> [WRITTEN INSTRUCTION] Make an exact copy of all the data.

> [TASK MATERIAL]

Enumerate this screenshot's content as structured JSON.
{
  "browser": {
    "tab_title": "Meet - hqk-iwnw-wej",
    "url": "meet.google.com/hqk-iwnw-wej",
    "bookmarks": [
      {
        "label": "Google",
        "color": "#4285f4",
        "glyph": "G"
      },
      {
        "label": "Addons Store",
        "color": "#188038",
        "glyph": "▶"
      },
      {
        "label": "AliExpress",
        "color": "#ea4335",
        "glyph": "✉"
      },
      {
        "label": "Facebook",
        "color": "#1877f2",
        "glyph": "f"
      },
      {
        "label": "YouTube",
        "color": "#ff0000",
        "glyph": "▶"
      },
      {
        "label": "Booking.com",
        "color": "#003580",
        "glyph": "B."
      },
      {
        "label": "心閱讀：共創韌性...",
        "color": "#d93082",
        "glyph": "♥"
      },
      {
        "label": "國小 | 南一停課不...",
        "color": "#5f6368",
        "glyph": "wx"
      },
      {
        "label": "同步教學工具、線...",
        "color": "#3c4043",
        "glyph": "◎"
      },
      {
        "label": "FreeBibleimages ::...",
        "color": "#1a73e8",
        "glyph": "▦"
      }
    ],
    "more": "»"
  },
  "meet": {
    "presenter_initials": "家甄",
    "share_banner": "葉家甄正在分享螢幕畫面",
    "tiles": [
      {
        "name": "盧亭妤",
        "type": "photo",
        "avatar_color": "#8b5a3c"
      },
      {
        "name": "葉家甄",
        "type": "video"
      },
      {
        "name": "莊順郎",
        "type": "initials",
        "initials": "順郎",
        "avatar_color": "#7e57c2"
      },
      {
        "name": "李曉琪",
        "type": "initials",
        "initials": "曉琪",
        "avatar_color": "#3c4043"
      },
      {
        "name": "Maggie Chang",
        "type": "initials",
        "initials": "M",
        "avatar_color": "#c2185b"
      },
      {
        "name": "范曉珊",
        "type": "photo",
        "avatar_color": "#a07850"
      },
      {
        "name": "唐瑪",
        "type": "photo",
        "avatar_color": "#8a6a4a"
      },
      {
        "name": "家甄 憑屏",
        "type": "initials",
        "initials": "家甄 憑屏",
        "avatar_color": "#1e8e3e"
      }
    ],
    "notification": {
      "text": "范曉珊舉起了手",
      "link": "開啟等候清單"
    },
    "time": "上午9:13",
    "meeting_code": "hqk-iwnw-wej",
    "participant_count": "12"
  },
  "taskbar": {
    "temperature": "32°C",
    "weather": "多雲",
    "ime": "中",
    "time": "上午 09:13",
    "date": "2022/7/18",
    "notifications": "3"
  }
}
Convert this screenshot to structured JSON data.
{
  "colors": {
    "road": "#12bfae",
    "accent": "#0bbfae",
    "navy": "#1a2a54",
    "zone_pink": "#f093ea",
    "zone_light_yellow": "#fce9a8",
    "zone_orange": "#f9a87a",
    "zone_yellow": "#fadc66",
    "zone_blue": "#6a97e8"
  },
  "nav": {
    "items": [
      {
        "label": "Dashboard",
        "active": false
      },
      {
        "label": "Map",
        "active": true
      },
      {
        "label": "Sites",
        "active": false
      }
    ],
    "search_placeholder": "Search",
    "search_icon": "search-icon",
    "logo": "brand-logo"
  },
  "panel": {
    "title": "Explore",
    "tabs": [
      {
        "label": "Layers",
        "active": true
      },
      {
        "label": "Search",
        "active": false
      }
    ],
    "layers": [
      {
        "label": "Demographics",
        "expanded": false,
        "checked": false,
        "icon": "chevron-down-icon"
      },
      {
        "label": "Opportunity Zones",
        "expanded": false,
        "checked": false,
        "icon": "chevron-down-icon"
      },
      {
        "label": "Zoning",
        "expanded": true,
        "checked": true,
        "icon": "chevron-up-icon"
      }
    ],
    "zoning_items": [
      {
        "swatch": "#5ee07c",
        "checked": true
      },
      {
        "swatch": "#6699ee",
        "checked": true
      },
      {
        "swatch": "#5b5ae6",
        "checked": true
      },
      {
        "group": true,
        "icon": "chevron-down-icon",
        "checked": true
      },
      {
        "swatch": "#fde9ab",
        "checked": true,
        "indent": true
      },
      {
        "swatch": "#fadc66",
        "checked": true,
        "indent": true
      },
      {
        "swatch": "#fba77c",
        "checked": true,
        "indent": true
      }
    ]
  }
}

> [RESULT FOR THIS EXERCISE]
Enumerate this screenshot's content as structured JSON.
{
  "browser": {
    "tab_title": "Meet - hqk-iwnw-wej",
    "url": "meet.google.com/hqk-iwnw-wej",
    "bookmarks": [
      {
        "label": "Google",
        "color": "#4285f4",
        "glyph": "G"
      },
      {
        "label": "Addons Store",
        "color": "#188038",
        "glyph": "▶"
      },
      {
        "label": "AliExpress",
        "color": "#ea4335",
        "glyph": "✉"
      },
      {
        "label": "Facebook",
        "color": "#1877f2",
        "glyph": "f"
      },
      {
        "label": "YouTube",
        "color": "#ff0000",
        "glyph": "▶"
      },
      {
        "label": "Booking.com",
        "color": "#003580",
        "glyph": "B."
      },
      {
        "label": "心閱讀：共創韌性...",
        "color": "#d93082",
        "glyph": "♥"
      },
      {
        "label": "國小 | 南一停課不...",
        "color": "#5f6368",
        "glyph": "wx"
      },
      {
        "label": "同步教學工具、線...",
        "color": "#3c4043",
        "glyph": "◎"
      },
      {
        "label": "FreeBibleimages ::...",
        "color": "#1a73e8",
        "glyph": "▦"
      }
    ],
    "more": "»"
  },
  "meet": {
    "presenter_initials": "家甄",
    "share_banner": "葉家甄正在分享螢幕畫面",
    "tiles": [
      {
        "name": "盧亭妤",
        "type": "photo",
        "avatar_color": "#8b5a3c"
      },
      {
        "name": "葉家甄",
        "type": "video"
      },
      {
        "name": "莊順郎",
        "type": "initials",
        "initials": "順郎",
        "avatar_color": "#7e57c2"
      },
      {
        "name": "李曉琪",
        "type": "initials",
        "initials": "曉琪",
        "avatar_color": "#3c4043"
      },
      {
        "name": "Maggie Chang",
        "type": "initials",
        "initials": "M",
        "avatar_color": "#c2185b"
      },
      {
        "name": "范曉珊",
        "type": "photo",
        "avatar_color": "#a07850"
      },
      {
        "name": "唐瑪",
        "type": "photo",
        "avatar_color": "#8a6a4a"
      },
      {
        "name": "家甄 憑屏",
        "type": "initials",
        "initials": "家甄 憑屏",
        "avatar_color": "#1e8e3e"
      }
    ],
    "notification": {
      "text": "范曉珊舉起了手",
      "link": "開啟等候清單"
    },
    "time": "上午9:13",
    "meeting_code": "hqk-iwnw-wej",
    "participant_count": "12"
  },
  "taskbar": {
    "temperature": "32°C",
    "weather": "多雲",
    "ime": "中",
    "time": "上午 09:13",
    "date": "2022/7/18",
    "notifications": "3"
  }
}
Convert this screenshot to structured JSON data.
{
  "colors": {
    "road": "#12bfae",
    "accent": "#0bbfae",
    "navy": "#1a2a54",
    "zone_pink": "#f093ea",
    "zone_light_yellow": "#fce9a8",
    "zone_orange": "#f9a87a",
    "zone_yellow": "#fadc66",
    "zone_blue": "#6a97e8"
  },
  "nav": {
    "items": [
      {
        "label": "Dashboard",
        "active": false
      },
      {
        "label": "Map",
        "active": true
      },
      {
        "label": "Sites",
        "active": false
      }
    ],
    "search_placeholder": "Search",
    "search_icon": "search-icon",
    "logo": "brand-logo"
  },
  "panel": {
    "title": "Explore",
    "tabs": [
      {
        "label": "Layers",
        "active": true
      },
      {
        "label": "Search",
        "active": false
      }
    ],
    "layers": [
      {
        "label": "Demographics",
        "expanded": false,
        "checked": false,
        "icon": "chevron-down-icon"
      },
      {
        "label": "Opportunity Zones",
        "expanded": false,
        "checked": false,
        "icon": "chevron-down-icon"
      },
      {
        "label": "Zoning",
        "expanded": true,
        "checked": true,
        "icon": "chevron-up-icon"
      }
    ],
    "zoning_items": [
      {
        "swatch": "#5ee07c",
        "checked": true
      },
      {
        "swatch": "#6699ee",
        "checked": true
      },
      {
        "swatch": "#5b5ae6",
        "checked": true
      },
      {
        "group": true,
        "icon": "chevron-down-icon",
        "checked": true
      },
      {
        "swatch": "#fde9ab",
        "checked": true,
        "indent": true
      },
      {
        "swatch": "#fadc66",
        "checked": true,
        "indent": true
      },
      {
        "swatch": "#fba77c",
        "checked": true,
        "indent": true
      }
    ]
  }
}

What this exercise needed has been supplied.